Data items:
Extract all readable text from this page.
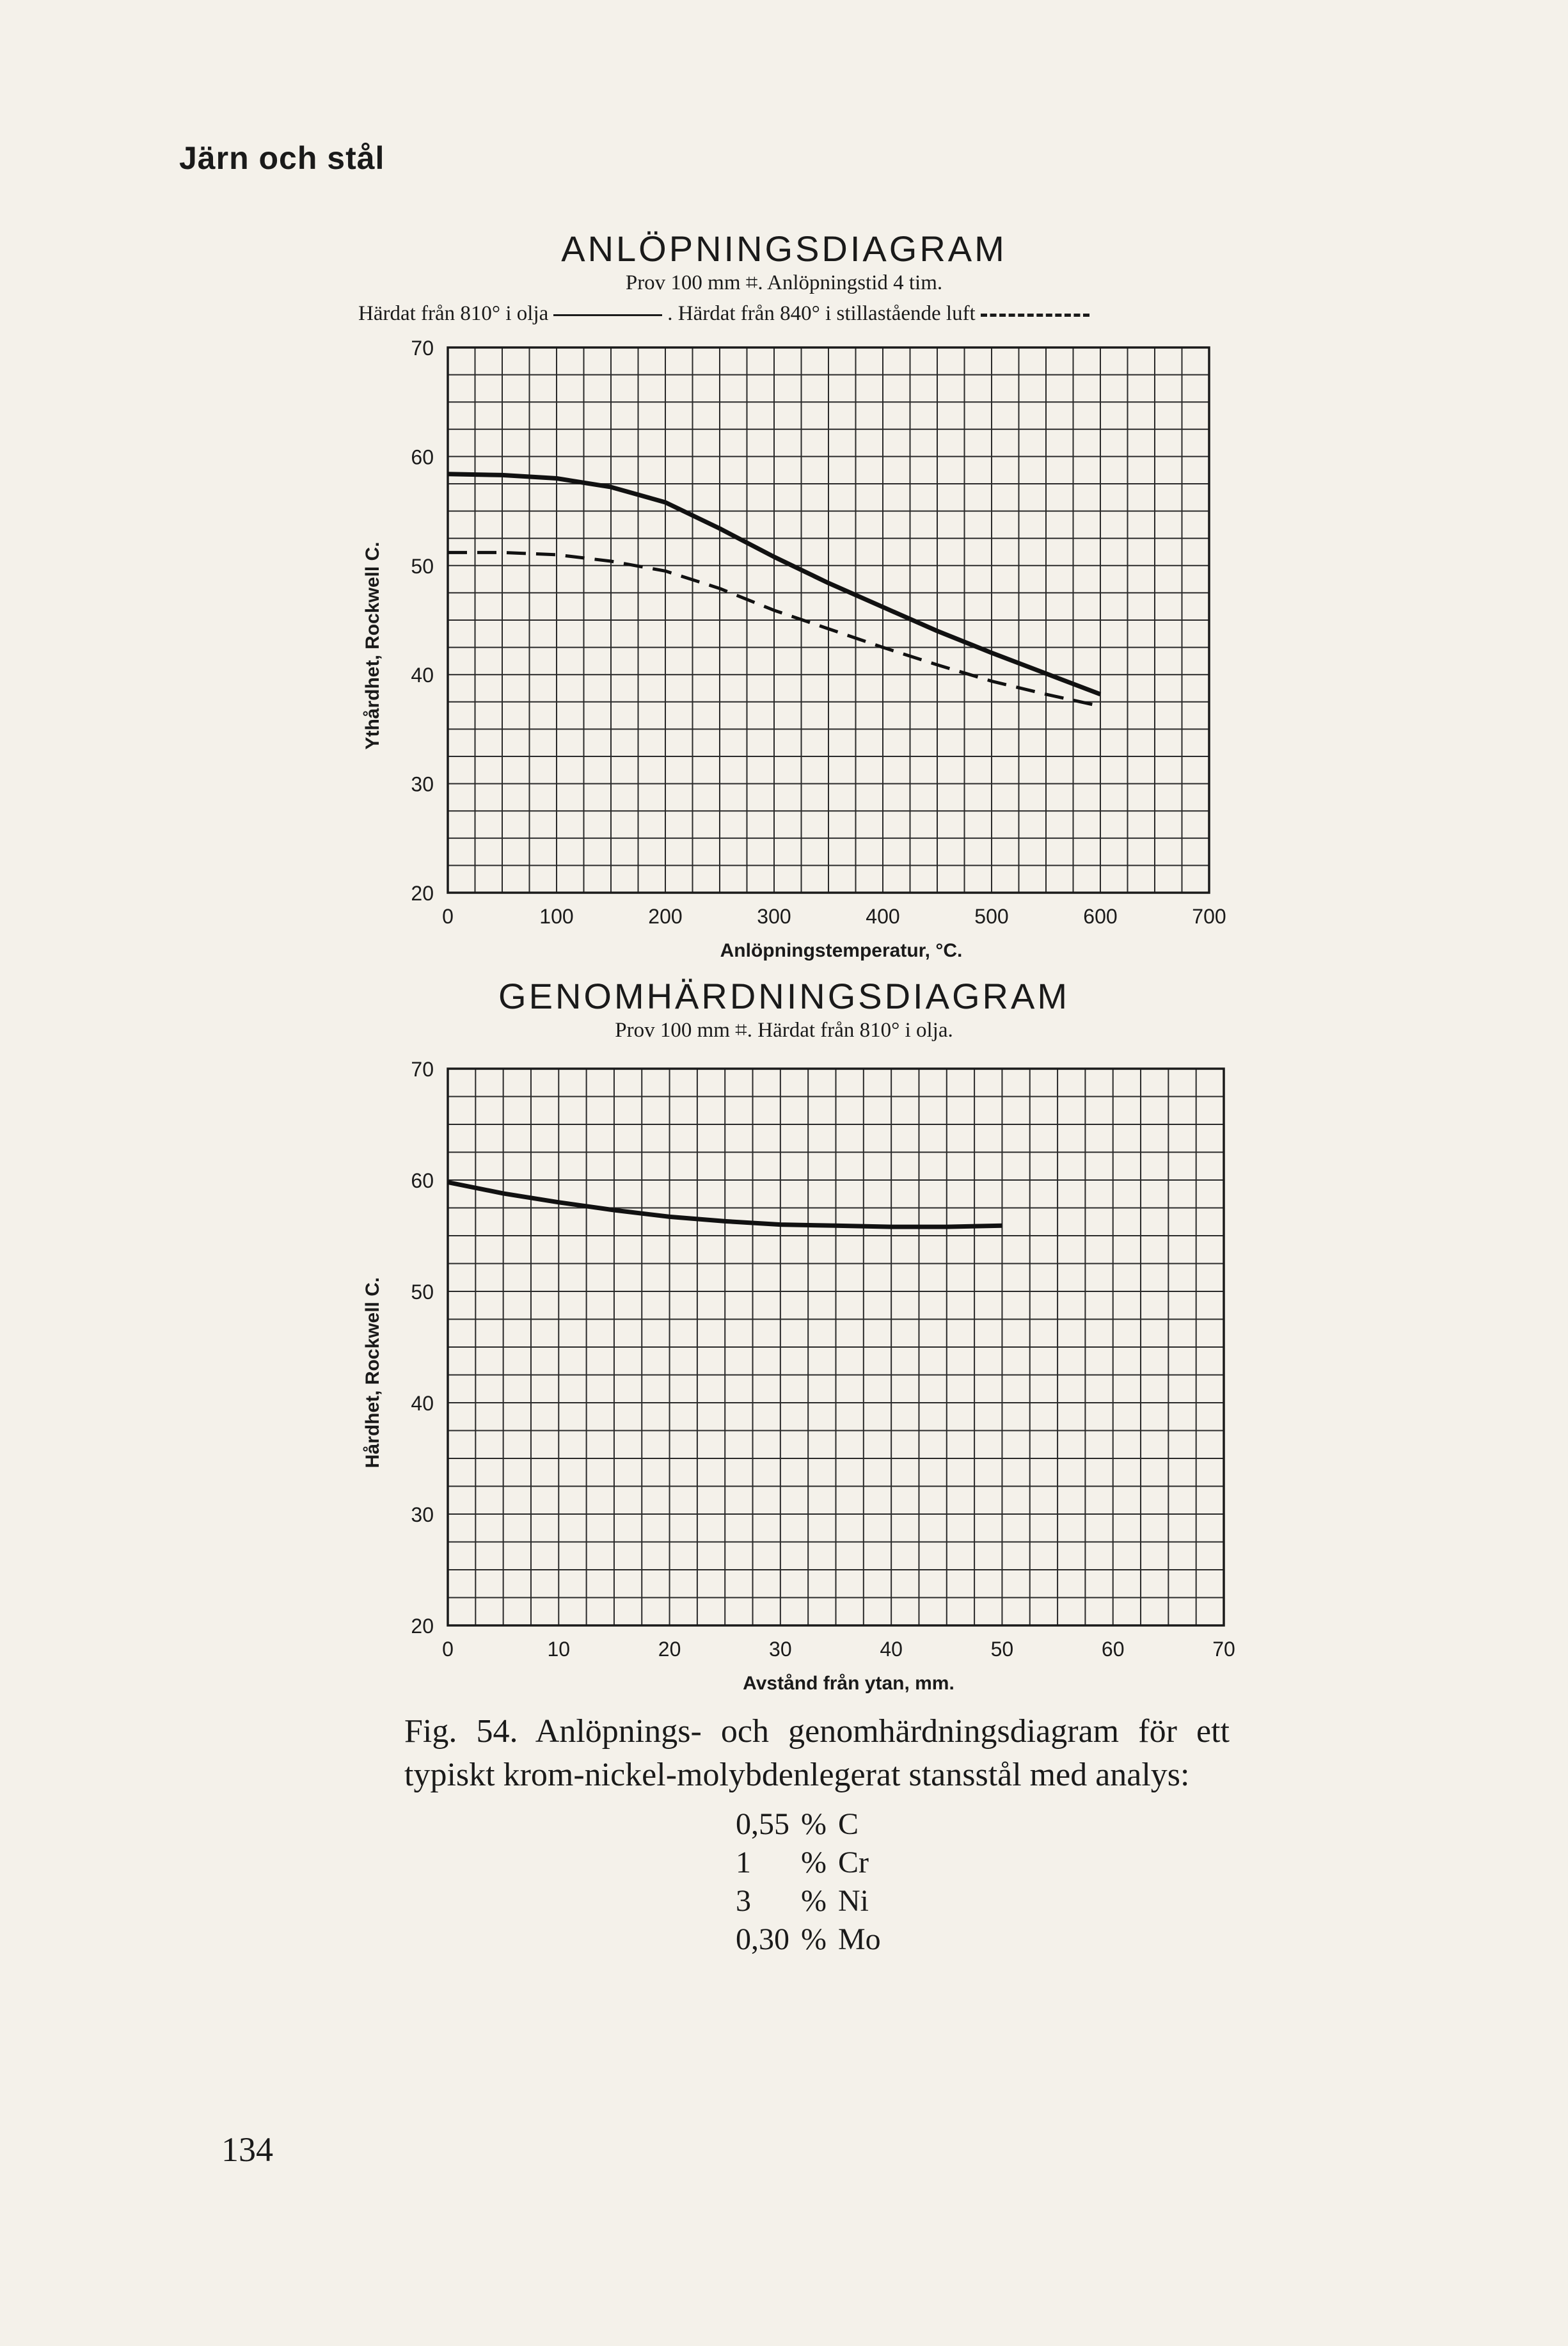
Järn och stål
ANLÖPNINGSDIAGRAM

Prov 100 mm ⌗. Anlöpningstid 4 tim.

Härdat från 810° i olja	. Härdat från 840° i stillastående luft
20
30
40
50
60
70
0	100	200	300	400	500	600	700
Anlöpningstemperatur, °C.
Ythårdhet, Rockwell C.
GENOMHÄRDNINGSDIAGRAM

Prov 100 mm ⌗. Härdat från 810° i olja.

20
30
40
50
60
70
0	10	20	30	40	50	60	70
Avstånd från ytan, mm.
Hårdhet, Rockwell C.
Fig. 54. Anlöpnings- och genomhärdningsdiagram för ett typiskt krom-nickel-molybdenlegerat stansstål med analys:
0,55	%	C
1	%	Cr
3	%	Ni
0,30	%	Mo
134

ASSIGNMENT: Looking through the data above, count the lines that include the string "Prov" and give only the count.

ANSWER FOR THE TASK: 2